## Challenge
Reading the listing below, count the lines that contain the word "заголовка" and give that count alone.

# Start of Stored rows

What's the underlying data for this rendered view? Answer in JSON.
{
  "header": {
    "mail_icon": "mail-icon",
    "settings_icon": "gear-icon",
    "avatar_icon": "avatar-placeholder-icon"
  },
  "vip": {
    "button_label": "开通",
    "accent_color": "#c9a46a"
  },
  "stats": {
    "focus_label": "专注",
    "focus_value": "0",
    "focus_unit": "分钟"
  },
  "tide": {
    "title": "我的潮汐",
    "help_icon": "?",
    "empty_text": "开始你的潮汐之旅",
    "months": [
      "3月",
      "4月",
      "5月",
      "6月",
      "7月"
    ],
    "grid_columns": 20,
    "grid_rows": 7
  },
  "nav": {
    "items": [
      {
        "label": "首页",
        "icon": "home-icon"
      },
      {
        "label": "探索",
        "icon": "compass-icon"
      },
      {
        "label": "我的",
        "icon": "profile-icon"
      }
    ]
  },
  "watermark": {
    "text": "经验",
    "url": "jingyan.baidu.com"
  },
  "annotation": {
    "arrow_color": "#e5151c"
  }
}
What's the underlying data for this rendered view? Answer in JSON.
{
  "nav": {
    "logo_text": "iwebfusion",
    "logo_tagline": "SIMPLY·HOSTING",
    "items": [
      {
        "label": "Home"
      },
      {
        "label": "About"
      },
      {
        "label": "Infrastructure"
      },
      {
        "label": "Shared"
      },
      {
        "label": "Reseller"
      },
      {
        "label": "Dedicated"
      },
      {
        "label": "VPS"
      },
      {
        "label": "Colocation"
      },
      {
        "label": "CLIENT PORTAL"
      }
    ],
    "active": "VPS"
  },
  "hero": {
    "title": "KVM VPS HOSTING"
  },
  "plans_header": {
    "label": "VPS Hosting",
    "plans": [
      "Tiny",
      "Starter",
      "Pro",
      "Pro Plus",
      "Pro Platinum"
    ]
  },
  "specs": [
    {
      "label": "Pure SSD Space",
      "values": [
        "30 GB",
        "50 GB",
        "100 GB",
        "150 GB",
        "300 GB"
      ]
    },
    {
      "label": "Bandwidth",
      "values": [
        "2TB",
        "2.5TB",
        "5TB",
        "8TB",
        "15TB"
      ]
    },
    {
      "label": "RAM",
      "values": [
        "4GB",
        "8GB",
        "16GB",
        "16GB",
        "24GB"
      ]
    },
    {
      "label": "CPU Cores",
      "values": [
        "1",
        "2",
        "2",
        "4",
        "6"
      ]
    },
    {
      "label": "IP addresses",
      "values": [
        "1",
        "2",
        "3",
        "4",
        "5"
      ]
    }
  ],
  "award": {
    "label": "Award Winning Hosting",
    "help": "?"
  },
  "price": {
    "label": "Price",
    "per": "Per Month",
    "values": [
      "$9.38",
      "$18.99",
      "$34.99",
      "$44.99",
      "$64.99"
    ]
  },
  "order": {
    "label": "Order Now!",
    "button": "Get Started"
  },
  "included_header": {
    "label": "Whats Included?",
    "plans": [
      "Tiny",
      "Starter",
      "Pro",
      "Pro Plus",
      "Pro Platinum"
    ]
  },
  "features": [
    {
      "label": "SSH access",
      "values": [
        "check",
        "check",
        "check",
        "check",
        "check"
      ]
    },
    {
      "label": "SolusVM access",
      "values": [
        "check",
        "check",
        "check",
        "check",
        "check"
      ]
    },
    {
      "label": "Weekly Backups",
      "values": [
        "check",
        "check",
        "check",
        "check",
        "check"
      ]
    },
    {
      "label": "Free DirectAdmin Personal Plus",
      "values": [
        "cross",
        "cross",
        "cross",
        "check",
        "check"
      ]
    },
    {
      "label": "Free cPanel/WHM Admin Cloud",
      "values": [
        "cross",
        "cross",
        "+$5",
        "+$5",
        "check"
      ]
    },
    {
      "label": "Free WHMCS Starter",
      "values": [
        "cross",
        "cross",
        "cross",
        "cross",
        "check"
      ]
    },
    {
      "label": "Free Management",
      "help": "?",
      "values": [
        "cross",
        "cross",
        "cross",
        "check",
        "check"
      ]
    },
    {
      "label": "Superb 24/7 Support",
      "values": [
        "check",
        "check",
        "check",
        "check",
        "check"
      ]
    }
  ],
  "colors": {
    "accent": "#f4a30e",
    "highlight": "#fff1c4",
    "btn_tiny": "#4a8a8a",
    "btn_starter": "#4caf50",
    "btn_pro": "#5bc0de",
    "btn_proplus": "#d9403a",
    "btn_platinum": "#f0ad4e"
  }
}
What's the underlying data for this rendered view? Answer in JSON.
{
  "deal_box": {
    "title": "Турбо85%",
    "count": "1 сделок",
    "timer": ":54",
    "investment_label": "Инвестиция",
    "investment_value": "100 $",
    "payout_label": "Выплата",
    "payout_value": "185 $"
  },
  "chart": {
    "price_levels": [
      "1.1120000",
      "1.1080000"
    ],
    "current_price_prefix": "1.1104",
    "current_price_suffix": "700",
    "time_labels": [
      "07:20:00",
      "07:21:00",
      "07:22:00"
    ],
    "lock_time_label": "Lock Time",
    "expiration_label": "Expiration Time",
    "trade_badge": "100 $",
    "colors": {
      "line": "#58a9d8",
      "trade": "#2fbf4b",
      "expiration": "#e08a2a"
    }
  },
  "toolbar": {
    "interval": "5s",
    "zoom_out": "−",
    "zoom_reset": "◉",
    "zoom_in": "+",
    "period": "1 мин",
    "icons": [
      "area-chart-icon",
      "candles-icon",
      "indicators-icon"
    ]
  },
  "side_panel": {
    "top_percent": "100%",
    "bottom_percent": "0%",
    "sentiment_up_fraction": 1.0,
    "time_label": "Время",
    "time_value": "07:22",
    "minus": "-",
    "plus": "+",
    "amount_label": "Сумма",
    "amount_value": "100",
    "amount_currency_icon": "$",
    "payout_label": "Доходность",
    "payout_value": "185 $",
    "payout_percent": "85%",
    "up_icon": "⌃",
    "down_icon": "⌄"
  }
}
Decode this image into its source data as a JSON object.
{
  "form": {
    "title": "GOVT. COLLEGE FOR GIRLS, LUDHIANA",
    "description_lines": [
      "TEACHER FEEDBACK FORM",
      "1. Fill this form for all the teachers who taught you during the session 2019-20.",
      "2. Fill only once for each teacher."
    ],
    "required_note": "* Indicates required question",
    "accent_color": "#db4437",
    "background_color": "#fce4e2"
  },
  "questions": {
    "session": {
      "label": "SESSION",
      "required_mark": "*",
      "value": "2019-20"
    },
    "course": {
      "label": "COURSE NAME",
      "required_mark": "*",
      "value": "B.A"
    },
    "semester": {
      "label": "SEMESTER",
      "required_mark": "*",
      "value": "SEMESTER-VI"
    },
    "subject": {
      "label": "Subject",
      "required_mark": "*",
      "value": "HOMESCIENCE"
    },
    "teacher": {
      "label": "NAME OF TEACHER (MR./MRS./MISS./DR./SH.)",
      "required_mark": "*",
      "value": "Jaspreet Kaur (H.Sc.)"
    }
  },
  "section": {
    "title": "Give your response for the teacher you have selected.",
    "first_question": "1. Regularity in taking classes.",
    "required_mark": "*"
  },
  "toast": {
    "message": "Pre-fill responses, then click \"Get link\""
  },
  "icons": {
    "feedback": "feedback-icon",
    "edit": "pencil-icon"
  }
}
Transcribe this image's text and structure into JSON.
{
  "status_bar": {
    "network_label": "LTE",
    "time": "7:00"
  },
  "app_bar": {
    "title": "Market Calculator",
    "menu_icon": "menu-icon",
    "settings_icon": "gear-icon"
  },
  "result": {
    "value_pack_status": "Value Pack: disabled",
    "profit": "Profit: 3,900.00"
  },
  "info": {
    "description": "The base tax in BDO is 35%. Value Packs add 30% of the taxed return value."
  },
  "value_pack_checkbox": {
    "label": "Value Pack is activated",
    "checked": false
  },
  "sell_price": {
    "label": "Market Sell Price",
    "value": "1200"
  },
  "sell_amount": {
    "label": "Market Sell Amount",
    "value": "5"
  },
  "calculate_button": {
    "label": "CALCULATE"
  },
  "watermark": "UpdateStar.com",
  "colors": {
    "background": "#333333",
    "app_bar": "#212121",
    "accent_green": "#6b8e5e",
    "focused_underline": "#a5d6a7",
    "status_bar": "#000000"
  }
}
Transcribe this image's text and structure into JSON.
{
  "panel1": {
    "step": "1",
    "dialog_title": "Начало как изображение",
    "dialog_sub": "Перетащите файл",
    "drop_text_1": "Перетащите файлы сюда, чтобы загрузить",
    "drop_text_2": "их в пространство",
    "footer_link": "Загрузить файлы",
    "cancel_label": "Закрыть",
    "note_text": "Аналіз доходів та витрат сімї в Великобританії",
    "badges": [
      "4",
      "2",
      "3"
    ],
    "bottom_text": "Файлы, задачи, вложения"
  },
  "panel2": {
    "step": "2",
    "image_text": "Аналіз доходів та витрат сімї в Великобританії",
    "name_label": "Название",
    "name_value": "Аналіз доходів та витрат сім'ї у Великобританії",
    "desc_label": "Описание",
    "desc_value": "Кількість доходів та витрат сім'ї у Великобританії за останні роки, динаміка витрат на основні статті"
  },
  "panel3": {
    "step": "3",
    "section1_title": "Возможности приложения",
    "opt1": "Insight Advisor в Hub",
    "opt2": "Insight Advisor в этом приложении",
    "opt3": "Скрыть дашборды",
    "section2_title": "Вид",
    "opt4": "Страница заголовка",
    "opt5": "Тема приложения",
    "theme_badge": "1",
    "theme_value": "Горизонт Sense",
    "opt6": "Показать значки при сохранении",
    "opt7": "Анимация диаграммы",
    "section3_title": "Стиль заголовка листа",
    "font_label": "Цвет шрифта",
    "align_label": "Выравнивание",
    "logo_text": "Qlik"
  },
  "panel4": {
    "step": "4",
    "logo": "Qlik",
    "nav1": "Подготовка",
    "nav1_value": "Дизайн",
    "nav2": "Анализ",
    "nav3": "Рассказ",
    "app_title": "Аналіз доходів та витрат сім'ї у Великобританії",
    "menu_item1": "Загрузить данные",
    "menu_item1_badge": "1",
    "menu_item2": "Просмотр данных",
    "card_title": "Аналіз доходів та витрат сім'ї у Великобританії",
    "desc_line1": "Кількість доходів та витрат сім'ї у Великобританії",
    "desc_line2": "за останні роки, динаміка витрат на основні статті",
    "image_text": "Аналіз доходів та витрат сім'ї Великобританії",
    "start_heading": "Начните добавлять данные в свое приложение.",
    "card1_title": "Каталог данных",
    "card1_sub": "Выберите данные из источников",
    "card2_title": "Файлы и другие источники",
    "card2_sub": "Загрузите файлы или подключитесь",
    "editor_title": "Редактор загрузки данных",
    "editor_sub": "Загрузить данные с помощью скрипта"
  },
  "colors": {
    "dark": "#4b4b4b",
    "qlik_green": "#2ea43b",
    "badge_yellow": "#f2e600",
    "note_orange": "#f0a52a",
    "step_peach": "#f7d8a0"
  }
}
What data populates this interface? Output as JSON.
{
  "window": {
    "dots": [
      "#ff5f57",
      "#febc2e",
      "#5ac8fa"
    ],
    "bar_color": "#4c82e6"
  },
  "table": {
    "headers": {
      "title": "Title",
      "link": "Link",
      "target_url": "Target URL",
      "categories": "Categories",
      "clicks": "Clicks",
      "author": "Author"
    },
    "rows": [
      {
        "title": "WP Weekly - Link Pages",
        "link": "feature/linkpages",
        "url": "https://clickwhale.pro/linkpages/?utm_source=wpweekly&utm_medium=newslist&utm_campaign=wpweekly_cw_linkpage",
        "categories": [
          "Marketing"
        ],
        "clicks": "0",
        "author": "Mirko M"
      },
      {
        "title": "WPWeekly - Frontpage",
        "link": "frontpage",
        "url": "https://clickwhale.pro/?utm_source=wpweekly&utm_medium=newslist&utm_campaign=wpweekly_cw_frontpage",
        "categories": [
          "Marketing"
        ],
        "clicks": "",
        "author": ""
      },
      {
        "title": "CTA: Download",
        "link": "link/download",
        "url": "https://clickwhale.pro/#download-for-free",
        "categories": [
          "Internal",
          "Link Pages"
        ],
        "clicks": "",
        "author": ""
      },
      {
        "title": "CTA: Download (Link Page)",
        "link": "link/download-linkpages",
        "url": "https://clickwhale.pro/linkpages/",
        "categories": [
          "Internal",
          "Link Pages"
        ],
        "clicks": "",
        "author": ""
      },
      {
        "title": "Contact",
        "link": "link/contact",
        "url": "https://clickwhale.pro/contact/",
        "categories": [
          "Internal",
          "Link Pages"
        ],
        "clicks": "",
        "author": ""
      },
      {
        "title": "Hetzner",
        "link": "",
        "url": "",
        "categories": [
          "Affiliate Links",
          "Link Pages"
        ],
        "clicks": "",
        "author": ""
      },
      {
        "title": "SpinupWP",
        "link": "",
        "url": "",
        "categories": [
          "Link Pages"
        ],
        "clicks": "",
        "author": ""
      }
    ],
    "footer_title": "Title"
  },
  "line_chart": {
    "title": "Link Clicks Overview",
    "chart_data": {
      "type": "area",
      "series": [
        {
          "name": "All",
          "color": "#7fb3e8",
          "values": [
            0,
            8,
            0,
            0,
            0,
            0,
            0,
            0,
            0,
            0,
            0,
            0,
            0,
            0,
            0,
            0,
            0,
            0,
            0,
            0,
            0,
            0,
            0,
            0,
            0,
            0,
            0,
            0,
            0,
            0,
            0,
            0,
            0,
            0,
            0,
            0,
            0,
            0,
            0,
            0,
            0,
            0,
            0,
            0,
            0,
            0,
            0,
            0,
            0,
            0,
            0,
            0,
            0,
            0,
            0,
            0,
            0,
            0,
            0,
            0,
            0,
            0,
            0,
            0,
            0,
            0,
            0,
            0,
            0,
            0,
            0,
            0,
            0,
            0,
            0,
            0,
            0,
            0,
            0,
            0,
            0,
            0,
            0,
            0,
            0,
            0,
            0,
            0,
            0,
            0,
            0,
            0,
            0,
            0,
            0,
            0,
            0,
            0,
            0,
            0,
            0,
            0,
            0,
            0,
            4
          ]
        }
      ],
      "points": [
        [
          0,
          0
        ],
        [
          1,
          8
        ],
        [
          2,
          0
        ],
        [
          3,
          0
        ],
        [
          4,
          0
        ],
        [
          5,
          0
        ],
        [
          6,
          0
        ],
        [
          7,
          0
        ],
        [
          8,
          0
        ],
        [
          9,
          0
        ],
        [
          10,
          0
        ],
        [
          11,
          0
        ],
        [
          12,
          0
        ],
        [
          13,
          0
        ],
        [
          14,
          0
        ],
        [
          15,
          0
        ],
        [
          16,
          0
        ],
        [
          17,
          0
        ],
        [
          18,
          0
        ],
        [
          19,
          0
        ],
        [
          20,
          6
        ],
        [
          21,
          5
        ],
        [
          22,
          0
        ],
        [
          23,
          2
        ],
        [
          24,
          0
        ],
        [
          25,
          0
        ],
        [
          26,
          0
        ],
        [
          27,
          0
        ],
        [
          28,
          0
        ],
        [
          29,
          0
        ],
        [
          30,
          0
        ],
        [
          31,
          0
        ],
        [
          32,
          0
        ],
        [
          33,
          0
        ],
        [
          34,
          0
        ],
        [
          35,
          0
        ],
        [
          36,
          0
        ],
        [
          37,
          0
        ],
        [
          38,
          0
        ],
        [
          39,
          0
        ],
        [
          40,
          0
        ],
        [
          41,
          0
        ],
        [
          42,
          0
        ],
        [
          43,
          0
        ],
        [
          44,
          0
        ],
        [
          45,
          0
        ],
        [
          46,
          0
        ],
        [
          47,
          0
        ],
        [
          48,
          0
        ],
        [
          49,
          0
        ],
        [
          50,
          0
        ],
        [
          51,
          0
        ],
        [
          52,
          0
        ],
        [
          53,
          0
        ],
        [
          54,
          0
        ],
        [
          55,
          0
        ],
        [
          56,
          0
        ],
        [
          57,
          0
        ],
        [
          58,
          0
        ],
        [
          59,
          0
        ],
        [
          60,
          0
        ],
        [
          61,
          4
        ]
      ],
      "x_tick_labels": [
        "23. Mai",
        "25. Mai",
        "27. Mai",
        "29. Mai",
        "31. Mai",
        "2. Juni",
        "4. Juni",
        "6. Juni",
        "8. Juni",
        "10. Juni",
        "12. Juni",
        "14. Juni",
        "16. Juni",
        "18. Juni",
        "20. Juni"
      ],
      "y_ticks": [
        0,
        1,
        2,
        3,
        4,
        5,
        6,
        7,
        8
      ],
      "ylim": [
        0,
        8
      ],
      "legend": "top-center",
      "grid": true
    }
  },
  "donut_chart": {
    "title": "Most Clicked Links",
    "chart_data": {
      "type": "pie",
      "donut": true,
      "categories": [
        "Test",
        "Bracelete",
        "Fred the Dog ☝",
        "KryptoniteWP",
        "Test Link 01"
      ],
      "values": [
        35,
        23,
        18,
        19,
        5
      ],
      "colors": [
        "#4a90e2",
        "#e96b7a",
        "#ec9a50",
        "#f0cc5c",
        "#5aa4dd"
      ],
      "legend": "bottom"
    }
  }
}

# End of Stored rows

## Written reply
2